▸ Recorded information
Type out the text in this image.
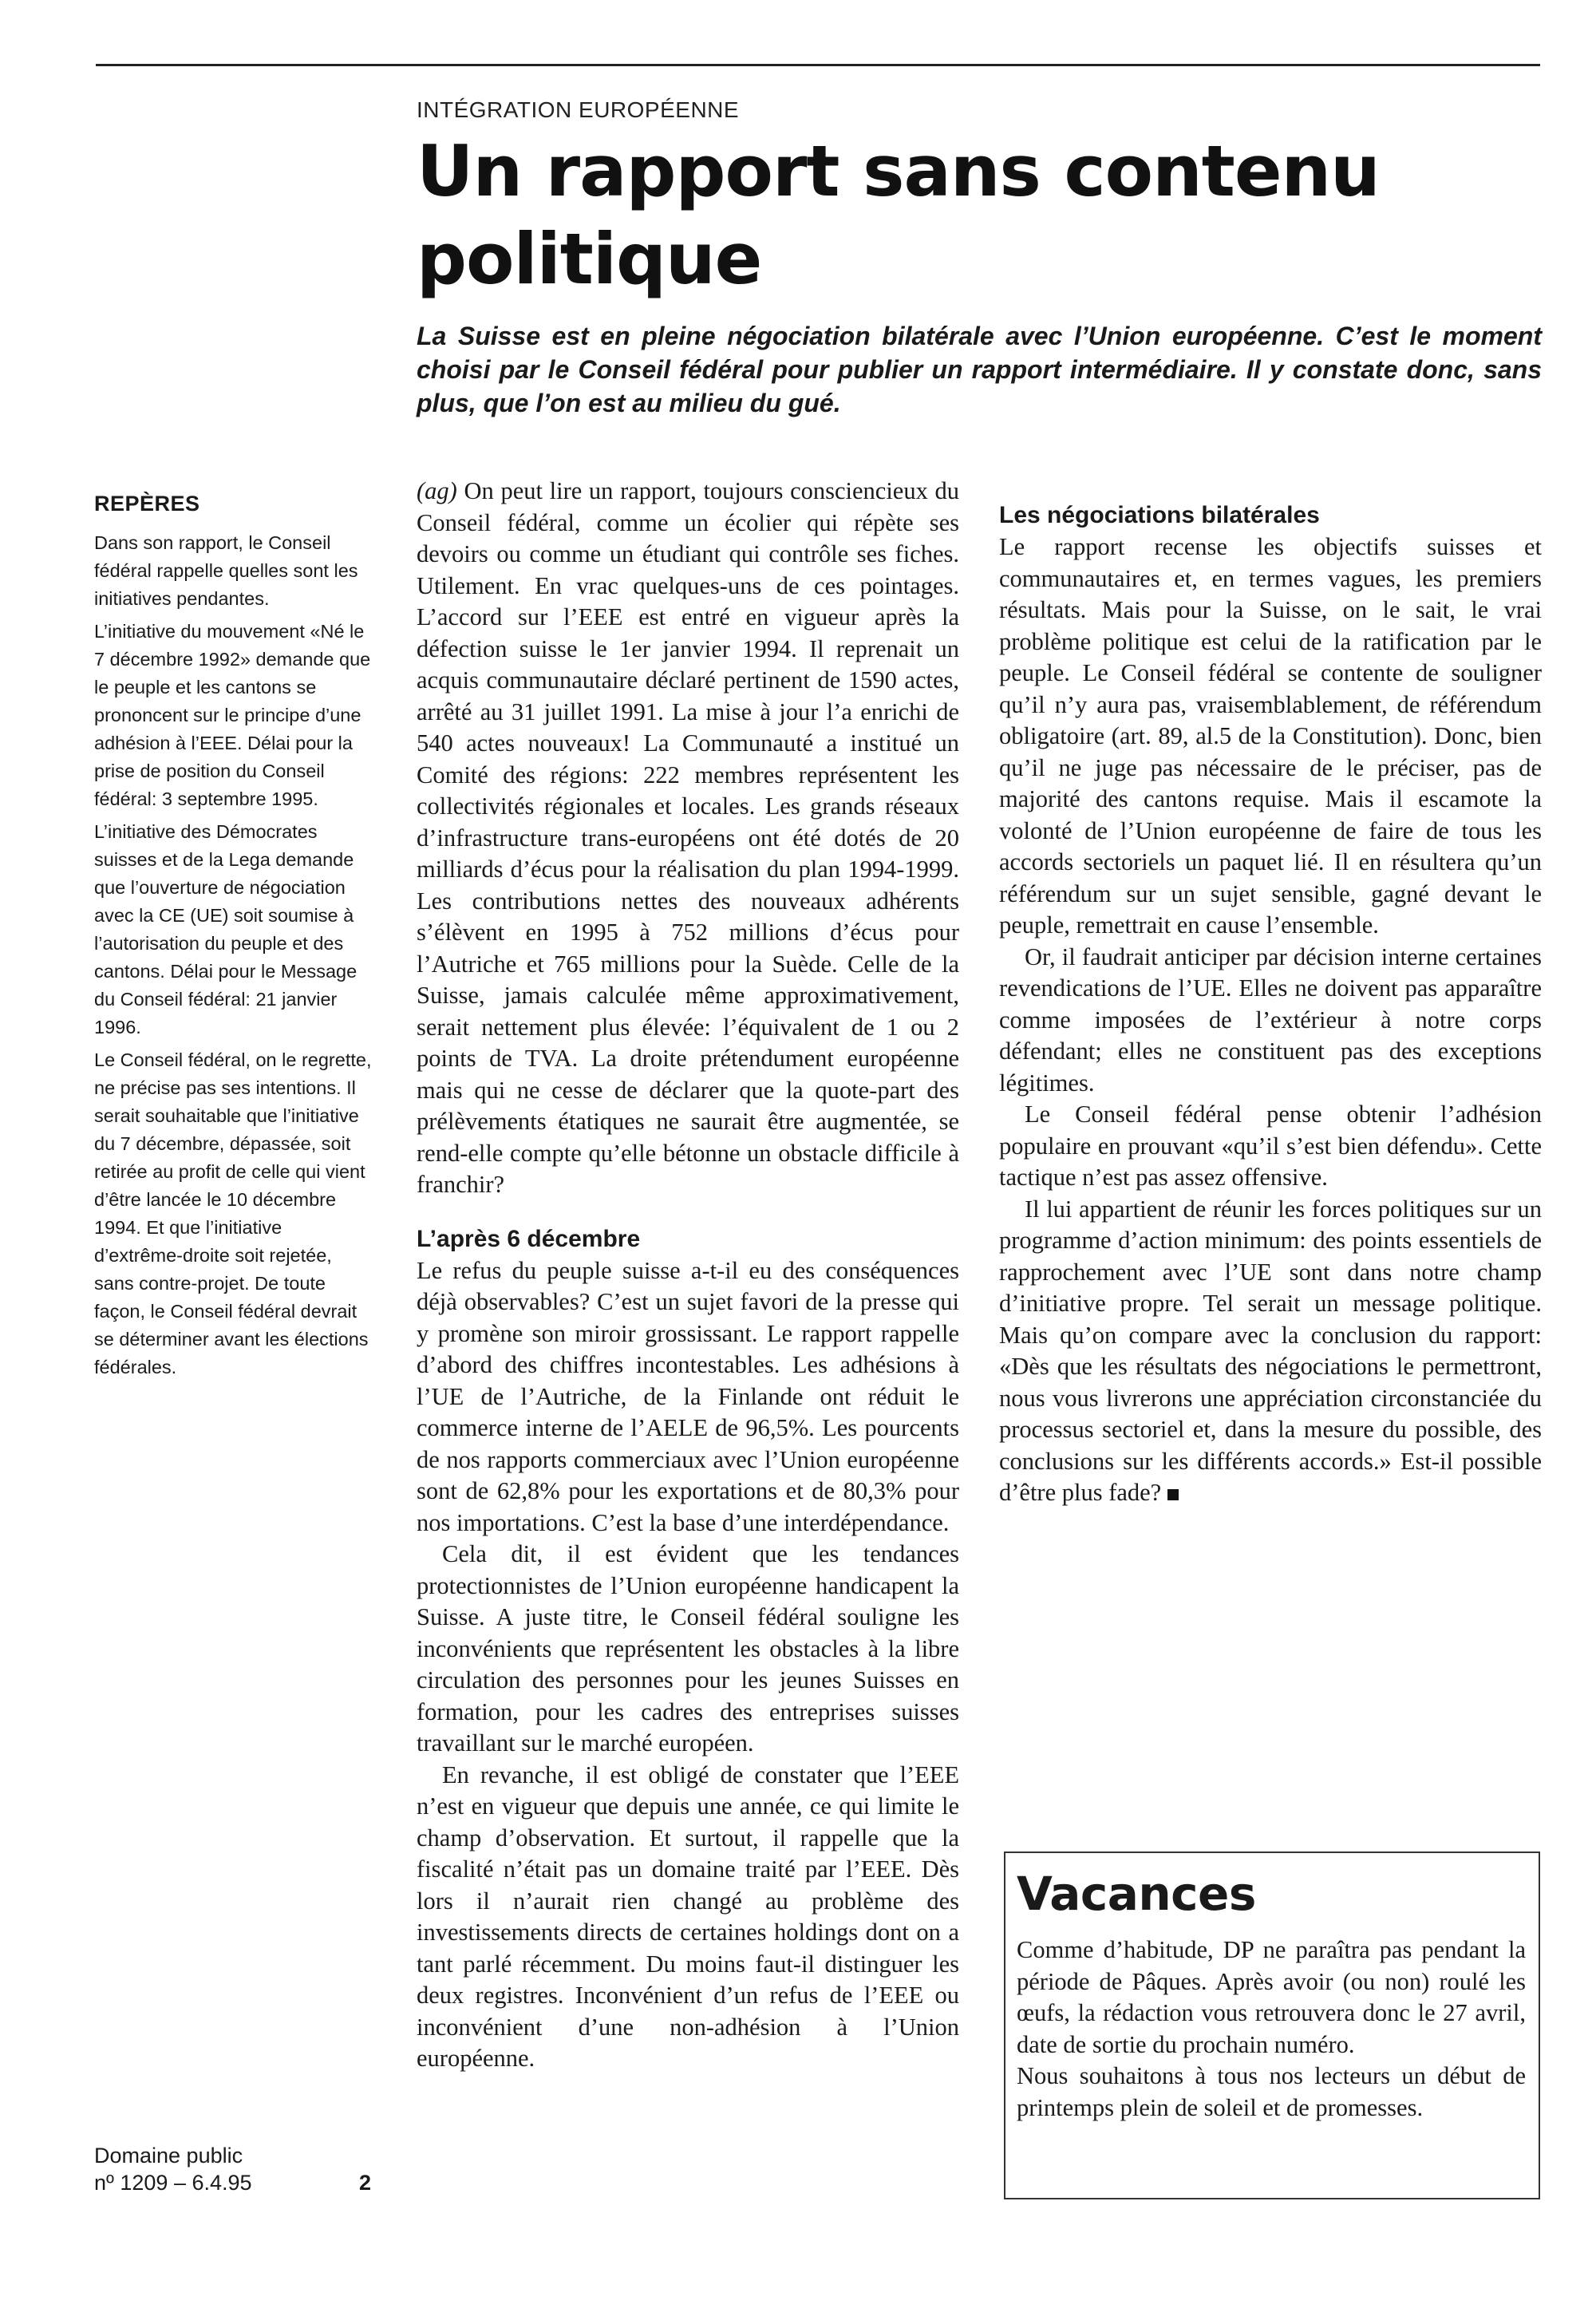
INTÉGRATION EUROPÉENNE
Un rapport sans contenu politique
La Suisse est en pleine négociation bilatérale avec l’Union européenne. C’est le moment choisi par le Conseil fédéral pour publier un rapport intermédiaire. Il y constate donc, sans plus, que l’on est au milieu du gué.
REPÈRES

Dans son rapport, le Conseil fédéral rappelle quelles sont les initiatives pendantes.

L’initiative du mouvement «Né le 7 décembre 1992» demande que le peuple et les cantons se prononcent sur le principe d’une adhésion à l’EEE. Délai pour la prise de position du Conseil fédéral: 3 septembre 1995.

L’initiative des Démocrates suisses et de la Lega demande que l’ouverture de négociation avec la CE (UE) soit soumise à l’autorisation du peuple et des cantons. Délai pour le Message du Conseil fédéral: 21 janvier 1996.

Le Conseil fédéral, on le regrette, ne précise pas ses intentions. Il serait souhaitable que l’initiative du 7 décembre, dépassée, soit retirée au profit de celle qui vient d’être lancée le 10 décembre 1994. Et que l’initiative d’extrême-droite soit rejetée, sans contre-projet. De toute façon, le Conseil fédéral devrait se déterminer avant les élections fédérales.

Domaine public
nº 1209 – 6.4.95	2

(ag) On peut lire un rapport, toujours consciencieux du Conseil fédéral, comme un écolier qui répète ses devoirs ou comme un étudiant qui contrôle ses fiches. Utilement. En vrac quelques-uns de ces pointages. L’accord sur l’EEE est entré en vigueur après la défection suisse le 1er janvier 1994. Il reprenait un acquis communautaire déclaré pertinent de 1590 actes, arrêté au 31 juillet 1991. La mise à jour l’a enrichi de 540 actes nouveaux! La Communauté a institué un Comité des régions: 222 membres représentent les collectivités régionales et locales. Les grands réseaux d’infrastructure trans-européens ont été dotés de 20 milliards d’écus pour la réalisation du plan 1994-1999. Les contributions nettes des nouveaux adhérents s’élèvent en 1995 à 752 millions d’écus pour l’Autriche et 765 millions pour la Suède. Celle de la Suisse, jamais calculée même approximativement, serait nettement plus élevée: l’équivalent de 1 ou 2 points de TVA. La droite prétendument européenne mais qui ne cesse de déclarer que la quote-part des prélèvements étatiques ne saurait être augmentée, se rend-elle compte qu’elle bétonne un obstacle difficile à franchir?

L’après 6 décembre

Le refus du peuple suisse a-t-il eu des conséquences déjà observables? C’est un sujet favori de la presse qui y promène son miroir grossissant. Le rapport rappelle d’abord des chiffres incontestables. Les adhésions à l’UE de l’Autriche, de la Finlande ont réduit le commerce interne de l’AELE de 96,5%. Les pourcents de nos rapports commerciaux avec l’Union européenne sont de 62,8% pour les exportations et de 80,3% pour nos importations. C’est la base d’une interdépendance.

Cela dit, il est évident que les tendances protectionnistes de l’Union européenne handicapent la Suisse. A juste titre, le Conseil fédéral souligne les inconvénients que représentent les obstacles à la libre circulation des personnes pour les jeunes Suisses en formation, pour les cadres des entreprises suisses travaillant sur le marché européen.

En revanche, il est obligé de constater que l’EEE n’est en vigueur que depuis une année, ce qui limite le champ d’observation. Et surtout, il rappelle que la fiscalité n’était pas un domaine traité par l’EEE. Dès lors il n’aurait rien changé au problème des investissements directs de certaines holdings dont on a tant parlé récemment. Du moins faut-il distinguer les deux registres. Inconvénient d’un refus de l’EEE ou inconvénient d’une non-adhésion à l’Union européenne.

Les négociations bilatérales

Le rapport recense les objectifs suisses et communautaires et, en termes vagues, les premiers résultats. Mais pour la Suisse, on le sait, le vrai problème politique est celui de la ratification par le peuple. Le Conseil fédéral se contente de souligner qu’il n’y aura pas, vraisemblablement, de référendum obligatoire (art. 89, al.5 de la Constitution). Donc, bien qu’il ne juge pas nécessaire de le préciser, pas de majorité des cantons requise. Mais il escamote la volonté de l’Union européenne de faire de tous les accords sectoriels un paquet lié. Il en résultera qu’un référendum sur un sujet sensible, gagné devant le peuple, remettrait en cause l’ensemble.

Or, il faudrait anticiper par décision interne certaines revendications de l’UE. Elles ne doivent pas apparaître comme imposées de l’extérieur à notre corps défendant; elles ne constituent pas des exceptions légitimes.

Le Conseil fédéral pense obtenir l’adhésion populaire en prouvant «qu’il s’est bien défendu». Cette tactique n’est pas assez offensive.

Il lui appartient de réunir les forces politiques sur un programme d’action minimum: des points essentiels de rapprochement avec l’UE sont dans notre champ d’initiative propre. Tel serait un message politique. Mais qu’on compare avec la conclusion du rapport: «Dès que les résultats des négociations le permettront, nous vous livrerons une appréciation circonstanciée du processus sectoriel et, dans la mesure du possible, des conclusions sur les différents accords.» Est-il possible d’être plus fade?

Vacances

Comme d’habitude, DP ne paraîtra pas pendant la période de Pâques. Après avoir (ou non) roulé les œufs, la rédaction vous retrouvera donc le 27 avril, date de sortie du prochain numéro.

Nous souhaitons à tous nos lecteurs un début de printemps plein de soleil et de promesses.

▸ Directions
Retype the data above exactly; pictures are not part of the copy.

▸ Solution to the problem
Type out the text in this image.
INTÉGRATION EUROPÉENNE
Un rapport sans contenu politique
La Suisse est en pleine négociation bilatérale avec l’Union européenne. C’est le moment choisi par le Conseil fédéral pour publier un rapport intermédiaire. Il y constate donc, sans plus, que l’on est au milieu du gué.
REPÈRES

Dans son rapport, le Conseil fédéral rappelle quelles sont les initiatives pendantes.

L’initiative du mouvement «Né le 7 décembre 1992» demande que le peuple et les cantons se prononcent sur le principe d’une adhésion à l’EEE. Délai pour la prise de position du Conseil fédéral: 3 septembre 1995.

L’initiative des Démocrates suisses et de la Lega demande que l’ouverture de négociation avec la CE (UE) soit soumise à l’autorisation du peuple et des cantons. Délai pour le Message du Conseil fédéral: 21 janvier 1996.

Le Conseil fédéral, on le regrette, ne précise pas ses intentions. Il serait souhaitable que l’initiative du 7 décembre, dépassée, soit retirée au profit de celle qui vient d’être lancée le 10 décembre 1994. Et que l’initiative d’extrême-droite soit rejetée, sans contre-projet. De toute façon, le Conseil fédéral devrait se déterminer avant les élections fédérales.

Domaine public
nº 1209 – 6.4.95	2

(ag) On peut lire un rapport, toujours consciencieux du Conseil fédéral, comme un écolier qui répète ses devoirs ou comme un étudiant qui contrôle ses fiches. Utilement. En vrac quelques-uns de ces pointages. L’accord sur l’EEE est entré en vigueur après la défection suisse le 1er janvier 1994. Il reprenait un acquis communautaire déclaré pertinent de 1590 actes, arrêté au 31 juillet 1991. La mise à jour l’a enrichi de 540 actes nouveaux! La Communauté a institué un Comité des régions: 222 membres représentent les collectivités régionales et locales. Les grands réseaux d’infrastructure trans-européens ont été dotés de 20 milliards d’écus pour la réalisation du plan 1994-1999. Les contributions nettes des nouveaux adhérents s’élèvent en 1995 à 752 millions d’écus pour l’Autriche et 765 millions pour la Suède. Celle de la Suisse, jamais calculée même approximativement, serait nettement plus élevée: l’équivalent de 1 ou 2 points de TVA. La droite prétendument européenne mais qui ne cesse de déclarer que la quote-part des prélèvements étatiques ne saurait être augmentée, se rend-elle compte qu’elle bétonne un obstacle difficile à franchir?

L’après 6 décembre

Le refus du peuple suisse a-t-il eu des conséquences déjà observables? C’est un sujet favori de la presse qui y promène son miroir grossissant. Le rapport rappelle d’abord des chiffres incontestables. Les adhésions à l’UE de l’Autriche, de la Finlande ont réduit le commerce interne de l’AELE de 96,5%. Les pourcents de nos rapports commerciaux avec l’Union européenne sont de 62,8% pour les exportations et de 80,3% pour nos importations. C’est la base d’une interdépendance.

Cela dit, il est évident que les tendances protectionnistes de l’Union européenne handicapent la Suisse. A juste titre, le Conseil fédéral souligne les inconvénients que représentent les obstacles à la libre circulation des personnes pour les jeunes Suisses en formation, pour les cadres des entreprises suisses travaillant sur le marché européen.

En revanche, il est obligé de constater que l’EEE n’est en vigueur que depuis une année, ce qui limite le champ d’observation. Et surtout, il rappelle que la fiscalité n’était pas un domaine traité par l’EEE. Dès lors il n’aurait rien changé au problème des investissements directs de certaines holdings dont on a tant parlé récemment. Du moins faut-il distinguer les deux registres. Inconvénient d’un refus de l’EEE ou inconvénient d’une non-adhésion à l’Union européenne.

Les négociations bilatérales

Le rapport recense les objectifs suisses et communautaires et, en termes vagues, les premiers résultats. Mais pour la Suisse, on le sait, le vrai problème politique est celui de la ratification par le peuple. Le Conseil fédéral se contente de souligner qu’il n’y aura pas, vraisemblablement, de référendum obligatoire (art. 89, al.5 de la Constitution). Donc, bien qu’il ne juge pas nécessaire de le préciser, pas de majorité des cantons requise. Mais il escamote la volonté de l’Union européenne de faire de tous les accords sectoriels un paquet lié. Il en résultera qu’un référendum sur un sujet sensible, gagné devant le peuple, remettrait en cause l’ensemble.

Or, il faudrait anticiper par décision interne certaines revendications de l’UE. Elles ne doivent pas apparaître comme imposées de l’extérieur à notre corps défendant; elles ne constituent pas des exceptions légitimes.

Le Conseil fédéral pense obtenir l’adhésion populaire en prouvant «qu’il s’est bien défendu». Cette tactique n’est pas assez offensive.

Il lui appartient de réunir les forces politiques sur un programme d’action minimum: des points essentiels de rapprochement avec l’UE sont dans notre champ d’initiative propre. Tel serait un message politique. Mais qu’on compare avec la conclusion du rapport: «Dès que les résultats des négociations le permettront, nous vous livrerons une appréciation circonstanciée du processus sectoriel et, dans la mesure du possible, des conclusions sur les différents accords.» Est-il possible d’être plus fade?

Vacances

Comme d’habitude, DP ne paraîtra pas pendant la période de Pâques. Après avoir (ou non) roulé les œufs, la rédaction vous retrouvera donc le 27 avril, date de sortie du prochain numéro.

Nous souhaitons à tous nos lecteurs un début de printemps plein de soleil et de promesses.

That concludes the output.